◆ EXERCISE DIRECTIONS
Every record below should be written out exactly; pictures stay out.

BEGIN PROVIDED RECORDS

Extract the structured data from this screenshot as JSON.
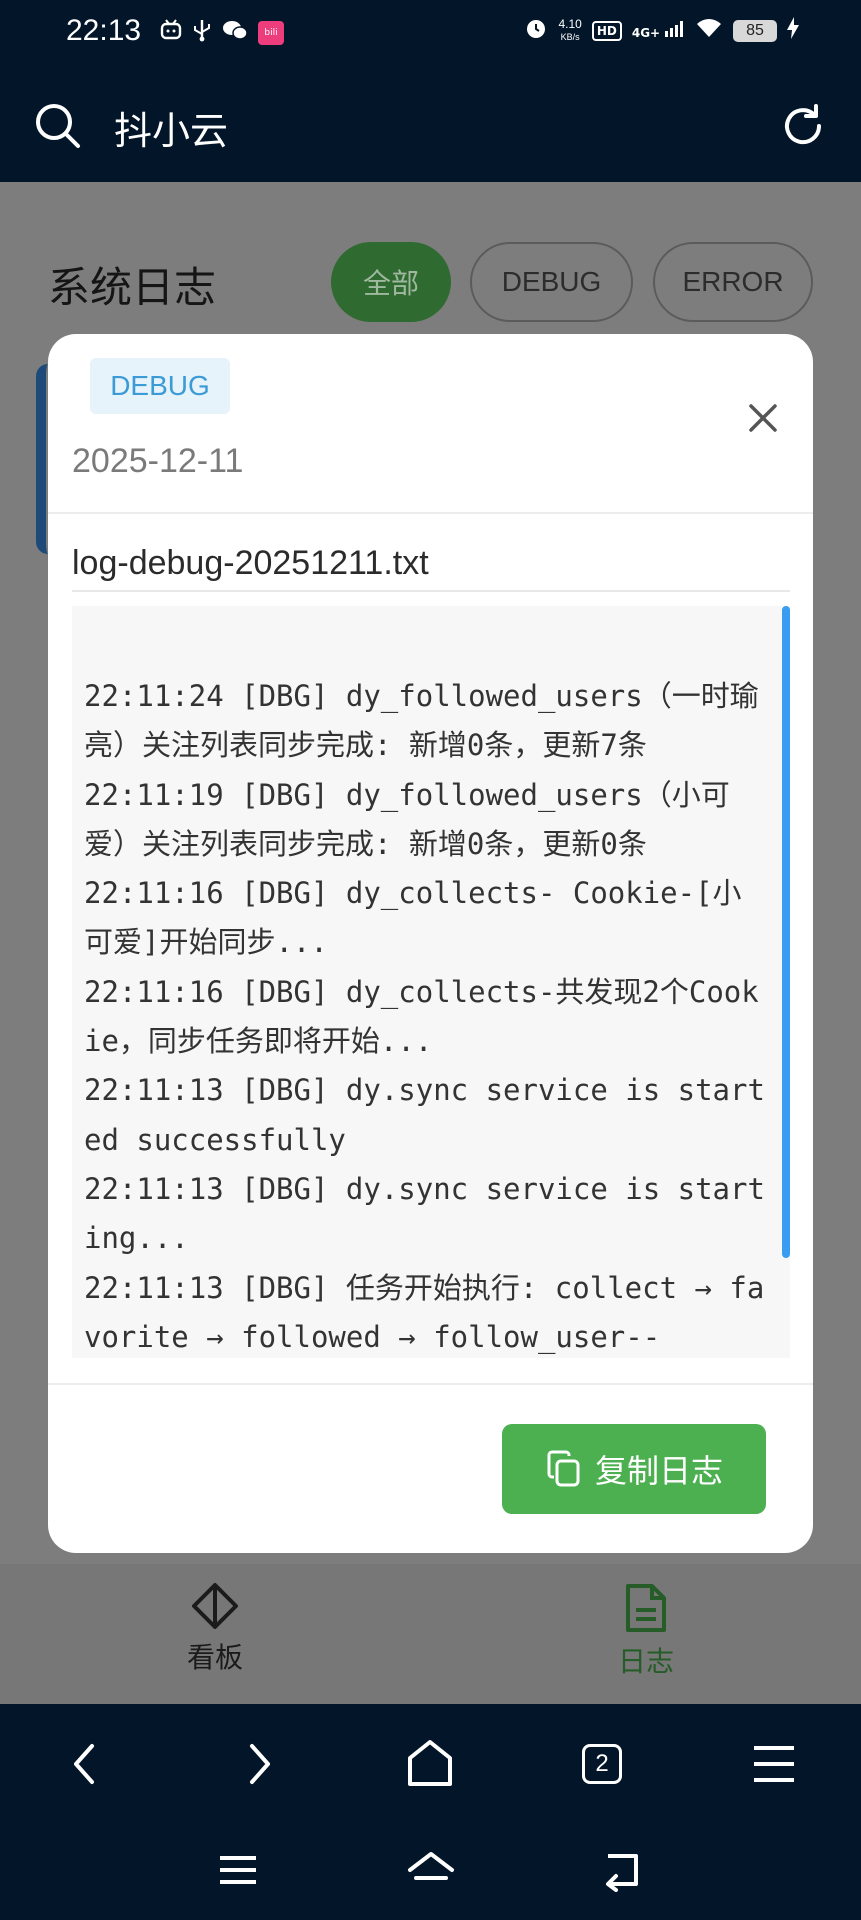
{
  "status_bar": {
    "time": "22:13",
    "net_speed_value": "4.10",
    "net_speed_unit": "KB/s",
    "hd_label": "HD",
    "signal_label": "4G+",
    "battery": "85",
    "app_badge": "bili"
  },
  "header": {
    "title": "抖小云",
    "search_icon": "search-icon",
    "refresh_icon": "refresh-icon"
  },
  "page": {
    "title": "系统日志",
    "filters": [
      "全部",
      "DEBUG",
      "ERROR"
    ],
    "active_filter": "全部"
  },
  "modal": {
    "level_tag": "DEBUG",
    "date": "2025-12-11",
    "filename": "log-debug-20251211.txt",
    "log_lines": [
      "22:11:24 [DBG] dy_followed_users（一时瑜亮）关注列表同步完成: 新增0条，更新7条",
      "22:11:19 [DBG] dy_followed_users（小可爱）关注列表同步完成: 新增0条，更新0条",
      "22:11:16 [DBG] dy_collects- Cookie-[小可爱]开始同步...",
      "22:11:16 [DBG] dy_collects-共发现2个Cookie，同步任务即将开始...",
      "22:11:13 [DBG] dy.sync service is started successfully",
      "22:11:13 [DBG] dy.sync service is starting...",
      "22:11:13 [DBG] 任务开始执行: collect → favorite → followed → follow_user--"
    ],
    "copy_button": "复制日志",
    "accent_color": "#4caf50",
    "tag_color": "#3b9bd6"
  },
  "bottom_nav": {
    "items": [
      {
        "label": "看板",
        "icon": "diamond-icon"
      },
      {
        "label": "日志",
        "icon": "document-icon"
      }
    ],
    "active": "日志"
  },
  "browser_bar": {
    "tab_count": "2"
  }
}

END PROVIDED RECORDS

◆ REPLY TO THE EXERCISE
Extract the structured data from this screenshot as JSON.
{
  "status_bar": {
    "time": "22:13",
    "net_speed_value": "4.10",
    "net_speed_unit": "KB/s",
    "hd_label": "HD",
    "signal_label": "4G+",
    "battery": "85",
    "app_badge": "bili"
  },
  "header": {
    "title": "抖小云",
    "search_icon": "search-icon",
    "refresh_icon": "refresh-icon"
  },
  "page": {
    "title": "系统日志",
    "filters": [
      "全部",
      "DEBUG",
      "ERROR"
    ],
    "active_filter": "全部"
  },
  "modal": {
    "level_tag": "DEBUG",
    "date": "2025-12-11",
    "filename": "log-debug-20251211.txt",
    "log_lines": [
      "22:11:24 [DBG] dy_followed_users（一时瑜亮）关注列表同步完成: 新增0条，更新7条",
      "22:11:19 [DBG] dy_followed_users（小可爱）关注列表同步完成: 新增0条，更新0条",
      "22:11:16 [DBG] dy_collects- Cookie-[小可爱]开始同步...",
      "22:11:16 [DBG] dy_collects-共发现2个Cookie，同步任务即将开始...",
      "22:11:13 [DBG] dy.sync service is started successfully",
      "22:11:13 [DBG] dy.sync service is starting...",
      "22:11:13 [DBG] 任务开始执行: collect → favorite → followed → follow_user--"
    ],
    "copy_button": "复制日志",
    "accent_color": "#4caf50",
    "tag_color": "#3b9bd6"
  },
  "bottom_nav": {
    "items": [
      {
        "label": "看板",
        "icon": "diamond-icon"
      },
      {
        "label": "日志",
        "icon": "document-icon"
      }
    ],
    "active": "日志"
  },
  "browser_bar": {
    "tab_count": "2"
  }
}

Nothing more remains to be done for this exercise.